Exercise details. Reproduce the data below unchanged, from the line that contains "drawdown-chart: 0 -0,5" through the line that contains "743, 615, 767]", including both of those lines.

Supplied data.
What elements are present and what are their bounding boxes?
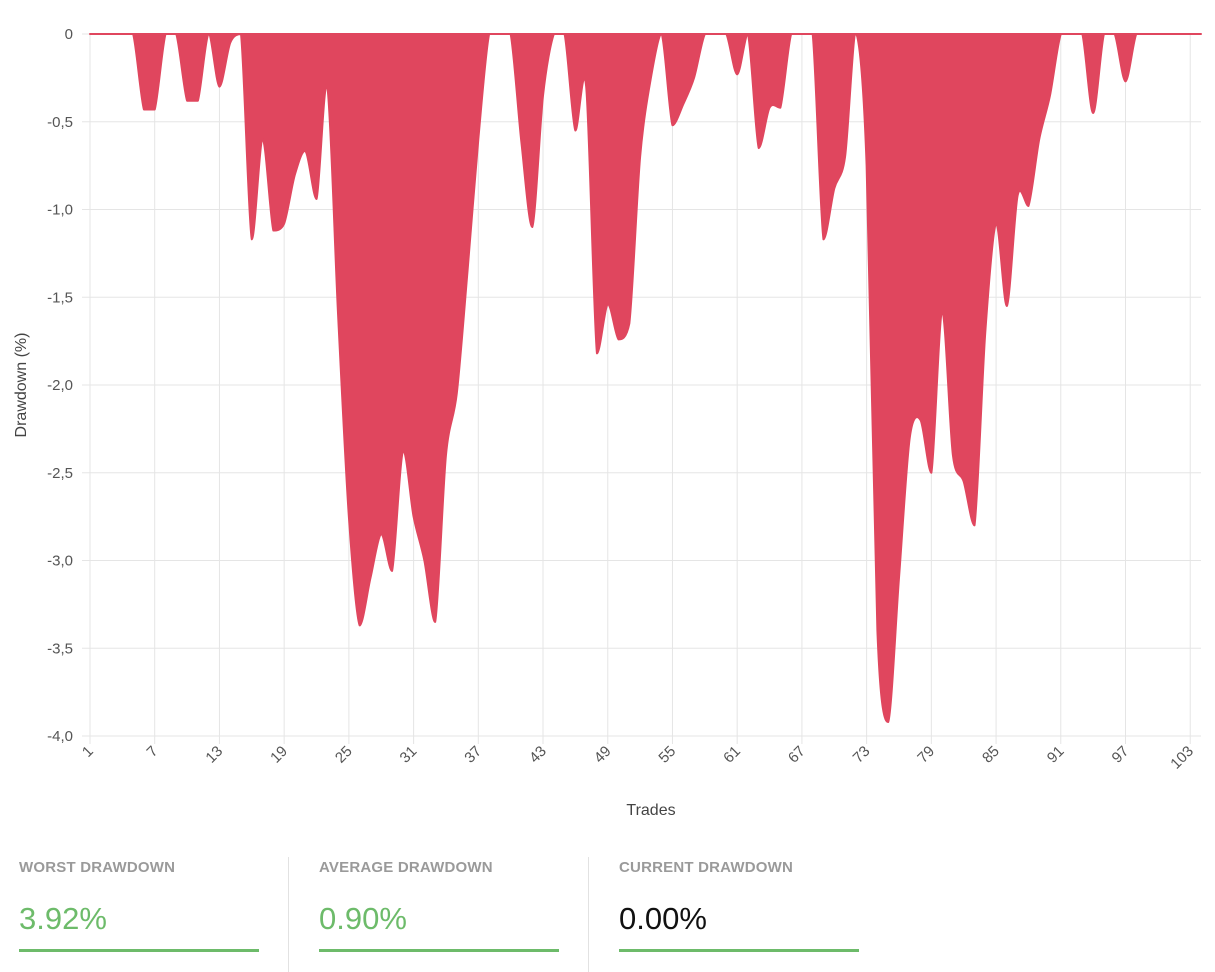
drawdown-chart: 0 -0,5 -1,0 -1,5 -2,0 -2,5 -3,0 -3,5 -4,0 1 7 13 19…	[13, 26, 1202, 819]
x-tick-label: 91	[1044, 743, 1068, 767]
stat-label: CURRENT DRAWDOWN	[619, 859, 794, 876]
x-tick-label: 13	[202, 743, 226, 767]
x-tick-label: 31	[397, 743, 421, 767]
x-tick-label: 43	[526, 743, 550, 767]
x-tick-label: 73	[850, 743, 874, 767]
divider	[288, 857, 289, 972]
stat-value: 0.00%	[619, 901, 707, 936]
x-tick-label: 49	[591, 743, 615, 767]
x-tick-label: 67	[785, 743, 809, 767]
stat-underline	[619, 949, 859, 952]
x-tick-label: 103	[1167, 743, 1197, 773]
x-tick-label: 61	[720, 743, 744, 767]
drawdown-stats: WORST DRAWDOWN 3.92% AVERAGE DRAWDOWN 0.…	[0, 835, 1215, 972]
y-axis-ticks: 0 -0,5 -1,0 -1,5 -2,0 -2,5 -3,0 -3,5 -4,0	[47, 26, 73, 745]
y-tick-label: -3,0	[47, 553, 73, 570]
x-tick-label: 37	[461, 743, 485, 767]
stat-label: AVERAGE DRAWDOWN	[319, 859, 493, 876]
y-axis-title: Drawdown (%)	[13, 333, 30, 438]
x-tick-label: 85	[979, 743, 1003, 767]
stat-label: WORST DRAWDOWN	[19, 859, 176, 876]
stat-underline	[319, 949, 559, 952]
divider	[588, 857, 589, 972]
y-tick-label: -1,5	[47, 289, 73, 306]
x-tick-label: 55	[655, 743, 679, 767]
stat-value: 3.92%	[19, 901, 107, 936]
y-tick-label: -4,0	[47, 728, 73, 745]
drawdown-area	[89, 33, 1202, 723]
x-tick-label: 25	[332, 743, 356, 767]
x-tick-label: 97	[1109, 743, 1133, 767]
x-tick-label: 7	[144, 743, 162, 761]
y-tick-label: -1,0	[47, 202, 73, 219]
x-tick-label: 19	[267, 743, 291, 767]
x-tick-label: 1	[79, 743, 97, 761]
x-tick-label: 79	[914, 743, 938, 767]
y-tick-label: -2,0	[47, 377, 73, 394]
x-axis-title: Trades	[626, 802, 675, 819]
stat-value: 0.90%	[319, 901, 407, 936]
y-tick-label: -0,5	[47, 114, 73, 131]
y-tick-label: -3,5	[47, 640, 73, 657]
stat-underline	[19, 949, 259, 952]
x-axis-ticks: 1 7 13 19 25 31 37 43 49 55 61 67 73 79 85 91 97 103	[79, 743, 1197, 773]
y-tick-label: 0	[65, 26, 73, 43]
y-tick-label: -2,5	[47, 465, 73, 482]
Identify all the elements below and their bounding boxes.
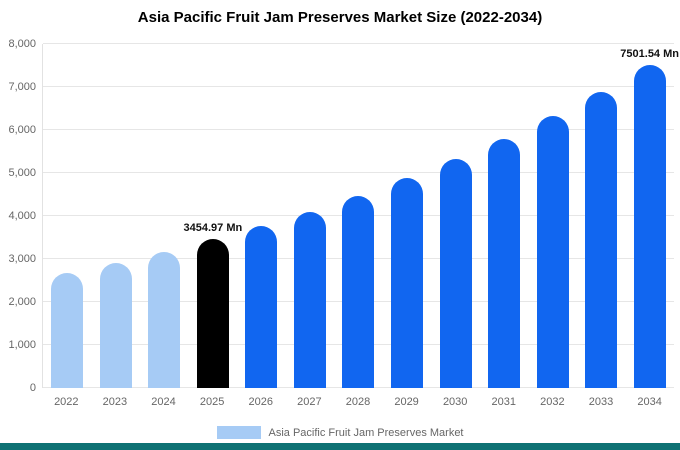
bar-2034: [633, 65, 666, 388]
legend: Asia Pacific Fruit Jam Preserves Market: [0, 426, 680, 439]
x-axis-tick-label: 2029: [394, 396, 419, 408]
y-axis-tick-label: 8,000: [8, 38, 36, 50]
bar-2024: [148, 251, 181, 388]
gridline: [43, 86, 674, 87]
bar-slot: 3454.97 Mn: [184, 44, 242, 388]
bar-slot: [334, 44, 383, 388]
x-axis-tick-label: 2022: [54, 396, 79, 408]
bar-slot: [286, 44, 335, 388]
bar-slot: [577, 44, 626, 388]
bar-slot: [140, 44, 189, 388]
bar-value-label: 7501.54 Mn: [620, 48, 679, 61]
y-axis-tick-label: 0: [29, 382, 36, 394]
bar-2026: [245, 226, 278, 388]
y-axis-tick-label: 2,000: [8, 296, 36, 308]
bar-slot: [43, 44, 92, 388]
y-axis-tick-label: 6,000: [8, 124, 36, 136]
bar-slot: [237, 44, 286, 388]
y-axis-tick-label: 1,000: [8, 339, 36, 351]
bar-slot: [480, 44, 529, 388]
y-axis-tick-label: 4,000: [8, 210, 36, 222]
bar-2030: [439, 159, 472, 388]
bar-2023: [99, 262, 132, 388]
plot-area: 3454.97 Mn 7501.54 Mn 0 1,000 2,000 3,000 4,0…: [8, 38, 679, 394]
x-axis-tick-label: 2032: [540, 396, 565, 408]
x-axis-tick-label: 2027: [297, 396, 322, 408]
bar-slot: 7501.54 Mn: [620, 44, 679, 388]
bar-2027: [293, 211, 326, 388]
x-axis-tick-label: 2033: [588, 396, 614, 408]
bar-2029: [390, 178, 423, 388]
x-axis-tick-label: 2024: [151, 396, 176, 408]
y-axis-tick-label: 3,000: [8, 253, 36, 265]
y-axis-tick-label: 7,000: [8, 81, 36, 93]
chart-title: Asia Pacific Fruit Jam Preserves Market …: [137, 9, 543, 26]
bar-value-label: 3454.97 Mn: [183, 222, 243, 235]
bar-series: 3454.97 Mn 7501.54 Mn: [43, 44, 679, 388]
bar-slot: [431, 44, 480, 388]
bar-2022: [51, 273, 84, 388]
bar-2028: [342, 195, 375, 388]
x-axis-tick-label: 2026: [248, 396, 273, 408]
bar-slot: [383, 44, 432, 388]
x-axis-tick-label: 2031: [491, 396, 517, 408]
x-axis-tick-label: 2023: [102, 396, 128, 408]
x-axis-tick-label: 2025: [199, 396, 225, 408]
bar-2025: [196, 239, 229, 388]
bar-2032: [536, 116, 569, 388]
gridline: [43, 172, 674, 173]
legend-label: Asia Pacific Fruit Jam Preserves Market: [268, 426, 464, 439]
bar-2033: [585, 91, 618, 388]
footer-strip: [0, 443, 680, 450]
bar-slot: [92, 44, 141, 388]
x-axis-tick-label: 2030: [442, 396, 468, 408]
bar-2031: [488, 138, 521, 388]
bar-slot: [528, 44, 577, 388]
x-axis-tick-label: 2028: [345, 396, 371, 408]
x-axis: 2022 2023 2024 2025 2026 2027 2028 2029 2030 2031…: [42, 396, 674, 408]
gridline: [43, 129, 674, 130]
legend-swatch: [216, 426, 261, 439]
x-axis-tick-label: 2034: [637, 396, 662, 408]
gridline: [43, 43, 674, 44]
y-axis-tick-label: 5,000: [8, 167, 36, 179]
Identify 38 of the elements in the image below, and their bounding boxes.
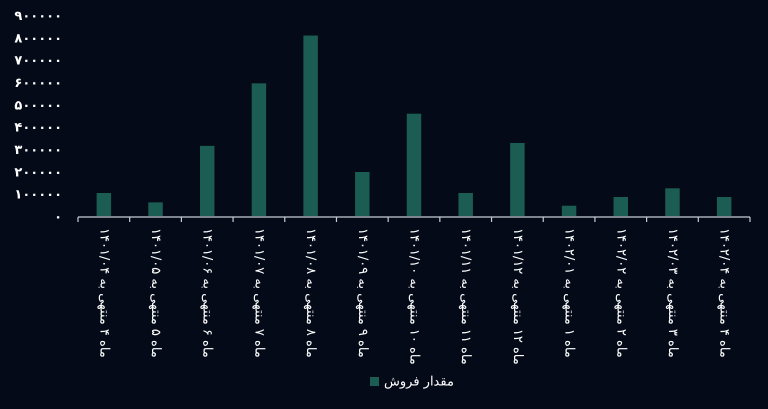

Task output.
drawdown-chart: 0 -0,5 -1,0 -1,5 -2,0 -2,5 -3,0 -3,5 -4,0 1 7 13 19…	[13, 26, 1202, 819]
x-tick-label: 91	[1044, 743, 1068, 767]
stat-label: CURRENT DRAWDOWN	[619, 859, 794, 876]
x-tick-label: 13	[202, 743, 226, 767]
x-tick-label: 31	[397, 743, 421, 767]
x-tick-label: 43	[526, 743, 550, 767]
x-tick-label: 73	[850, 743, 874, 767]
divider	[288, 857, 289, 972]
stat-value: 0.00%	[619, 901, 707, 936]
x-tick-label: 49	[591, 743, 615, 767]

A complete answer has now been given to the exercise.